Could you reproduce every line of the listing below, swapping "bus-icon" for "vehicle-icon" and leaving everything else unchanged? Omit the pictures from your answer.

====== Records shown ======

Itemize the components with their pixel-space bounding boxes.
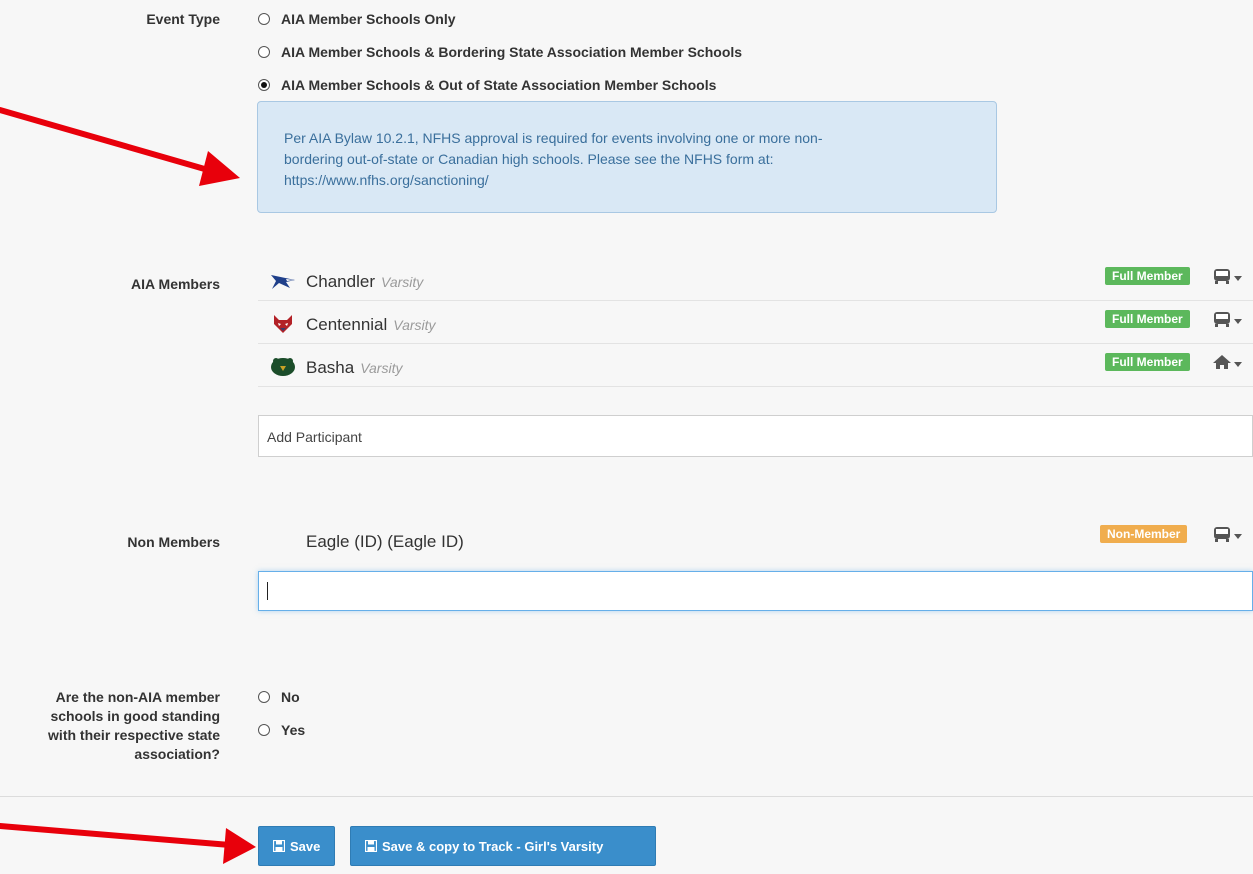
bus-icon[interactable]	[1212, 310, 1232, 328]
member-level: Varsity	[381, 274, 424, 290]
form-divider	[0, 796, 1253, 797]
event-type-option-bordering-state[interactable]: AIA Member Schools & Bordering State Ass…	[258, 44, 742, 60]
chevron-down-icon[interactable]	[1234, 319, 1242, 324]
save-button[interactable]: Save	[258, 826, 336, 866]
centennial-coyote-logo	[274, 315, 292, 333]
radio-label: AIA Member Schools & Bordering State Ass…	[281, 44, 743, 60]
member-level: Varsity	[393, 317, 436, 333]
member-name: Centennial Varsity	[306, 315, 436, 334]
member-row-basha: Basha Varsity Full Member	[258, 344, 1253, 387]
radio-label: No	[281, 689, 300, 705]
member-name: Chandler Varsity	[306, 272, 424, 291]
aia-members-label: AIA Members	[131, 276, 220, 292]
bus-icon[interactable]	[1212, 525, 1232, 543]
info-line: https://www.nfhs.org/sanctioning/	[284, 172, 489, 188]
status-badge: Full Member	[1105, 310, 1190, 328]
member-row-chandler: Chandler Varsity Full Member	[258, 258, 1253, 301]
chevron-down-icon[interactable]	[1234, 534, 1242, 539]
nfhs-info-alert: Per AIA Bylaw 10.2.1, NFHS approval is r…	[257, 101, 997, 213]
radio-button[interactable]	[258, 691, 270, 703]
member-name: Eagle (ID) (Eagle ID)	[306, 532, 464, 551]
radio-label: AIA Member Schools & Out of State Associ…	[281, 77, 717, 93]
chevron-down-icon[interactable]	[1234, 276, 1242, 281]
status-badge: Full Member	[1105, 353, 1190, 371]
good-standing-option-no[interactable]: No	[258, 689, 300, 705]
basha-bear-logo	[271, 358, 295, 376]
floppy-disk-icon	[273, 840, 285, 852]
chevron-down-icon[interactable]	[1234, 362, 1242, 367]
radio-label: AIA Member Schools Only	[281, 11, 456, 27]
non-member-search-input[interactable]	[258, 571, 1253, 611]
radio-label: Yes	[281, 722, 306, 738]
good-standing-label: Are the non-AIA member schools in good s…	[48, 689, 220, 762]
event-form-panel: Event Type AIA Member Schools Only AIA M…	[0, 0, 1253, 874]
radio-button[interactable]	[258, 13, 270, 25]
event-type-option-members-only[interactable]: AIA Member Schools Only	[258, 11, 456, 27]
good-standing-option-yes[interactable]: Yes	[258, 722, 305, 738]
text-cursor	[267, 582, 268, 600]
status-badge: Non-Member	[1100, 525, 1188, 543]
bus-icon[interactable]	[1212, 267, 1232, 285]
info-line: Per AIA Bylaw 10.2.1, NFHS approval is r…	[284, 130, 823, 146]
status-badge: Full Member	[1105, 267, 1190, 285]
save-copy-button[interactable]: Save & copy to Track - Girl's Varsity	[350, 826, 656, 866]
radio-button[interactable]	[258, 46, 270, 58]
radio-button[interactable]	[258, 724, 270, 736]
floppy-disk-icon	[365, 840, 377, 852]
add-participant-input[interactable]: Add Participant	[258, 415, 1253, 457]
event-type-option-out-of-state[interactable]: AIA Member Schools & Out of State Associ…	[258, 77, 716, 93]
member-row-centennial: Centennial Varsity Full Member	[258, 301, 1253, 344]
home-icon[interactable]	[1212, 353, 1232, 371]
member-name: Basha Varsity	[306, 358, 403, 377]
member-level: Varsity	[360, 360, 403, 376]
event-type-label: Event Type	[146, 11, 220, 27]
non-member-row-eagle: Eagle (ID) (Eagle ID) Non-Member	[258, 516, 1253, 559]
non-members-label: Non Members	[127, 534, 220, 550]
radio-button-checked[interactable]	[258, 79, 270, 91]
info-line: bordering out-of-state or Canadian high …	[284, 151, 774, 167]
chandler-wolf-logo	[271, 275, 295, 289]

======

(Output):
Itemize the components with their pixel-space bounding boxes.
vehicle-icon[interactable]	[1212, 310, 1232, 328]
member-level: Varsity	[381, 274, 424, 290]
form-divider	[0, 796, 1253, 797]
event-type-option-bordering-state[interactable]: AIA Member Schools & Bordering State Ass…	[258, 44, 742, 60]
chevron-down-icon[interactable]	[1234, 319, 1242, 324]
save-button[interactable]: Save	[258, 826, 336, 866]
centennial-coyote-logo	[274, 315, 292, 333]
radio-label: AIA Member Schools & Bordering State Ass…	[281, 44, 743, 60]
member-level: Varsity	[393, 317, 436, 333]
member-name: Centennial Varsity	[306, 315, 436, 334]
member-row-basha: Basha Varsity Full Member	[258, 344, 1253, 387]
radio-label: No	[281, 689, 300, 705]
member-name: Chandler Varsity	[306, 272, 424, 291]
aia-members-label: AIA Members	[131, 276, 220, 292]
vehicle-icon[interactable]	[1212, 525, 1232, 543]
info-line: https://www.nfhs.org/sanctioning/	[284, 172, 489, 188]
status-badge: Full Member	[1105, 310, 1190, 328]
member-row-chandler: Chandler Varsity Full Member	[258, 258, 1253, 301]
chevron-down-icon[interactable]	[1234, 534, 1242, 539]
nfhs-info-alert: Per AIA Bylaw 10.2.1, NFHS approval is r…	[257, 101, 997, 213]
radio-button[interactable]	[258, 691, 270, 703]
member-name: Eagle (ID) (Eagle ID)	[306, 532, 464, 551]
radio-label: AIA Member Schools & Out of State Associ…	[281, 77, 717, 93]
chevron-down-icon[interactable]	[1234, 276, 1242, 281]
status-badge: Full Member	[1105, 353, 1190, 371]
good-standing-option-no[interactable]: No	[258, 689, 300, 705]
basha-bear-logo	[271, 358, 295, 376]
floppy-disk-icon	[273, 840, 285, 852]
chevron-down-icon[interactable]	[1234, 362, 1242, 367]
radio-label: AIA Member Schools Only	[281, 11, 456, 27]
non-member-search-input[interactable]	[258, 571, 1253, 611]
radio-label: Yes	[281, 722, 306, 738]
good-standing-label: Are the non-AIA member schools in good s…	[48, 689, 220, 762]
event-form-panel: Event Type AIA Member Schools Only AIA M…	[0, 0, 1253, 874]
radio-button[interactable]	[258, 13, 270, 25]
event-type-option-members-only[interactable]: AIA Member Schools Only	[258, 11, 456, 27]
good-standing-option-yes[interactable]: Yes	[258, 722, 305, 738]
text-cursor	[267, 582, 268, 600]
status-badge: Non-Member	[1100, 525, 1188, 543]
vehicle-icon[interactable]	[1212, 267, 1232, 285]
info-line: Per AIA Bylaw 10.2.1, NFHS approval is r…	[284, 130, 823, 146]
status-badge: Full Member	[1105, 267, 1190, 285]
save-copy-button[interactable]: Save & copy to Track - Girl's Varsity	[350, 826, 656, 866]
radio-button[interactable]	[258, 46, 270, 58]
radio-button[interactable]	[258, 724, 270, 736]
floppy-disk-icon	[365, 840, 377, 852]
add-participant-input[interactable]: Add Participant	[258, 415, 1253, 457]
event-type-option-out-of-state[interactable]: AIA Member Schools & Out of State Associ…	[258, 77, 716, 93]
member-row-centennial: Centennial Varsity Full Member	[258, 301, 1253, 344]
home-icon[interactable]	[1212, 353, 1232, 371]
member-name: Basha Varsity	[306, 358, 403, 377]
member-level: Varsity	[360, 360, 403, 376]
event-type-label: Event Type	[146, 11, 220, 27]
non-member-row-eagle: Eagle (ID) (Eagle ID) Non-Member	[258, 516, 1253, 559]
non-members-label: Non Members	[127, 534, 220, 550]
radio-button-checked[interactable]	[258, 79, 270, 91]
info-line: bordering out-of-state or Canadian high …	[284, 151, 774, 167]
chandler-wolf-logo	[271, 275, 295, 289]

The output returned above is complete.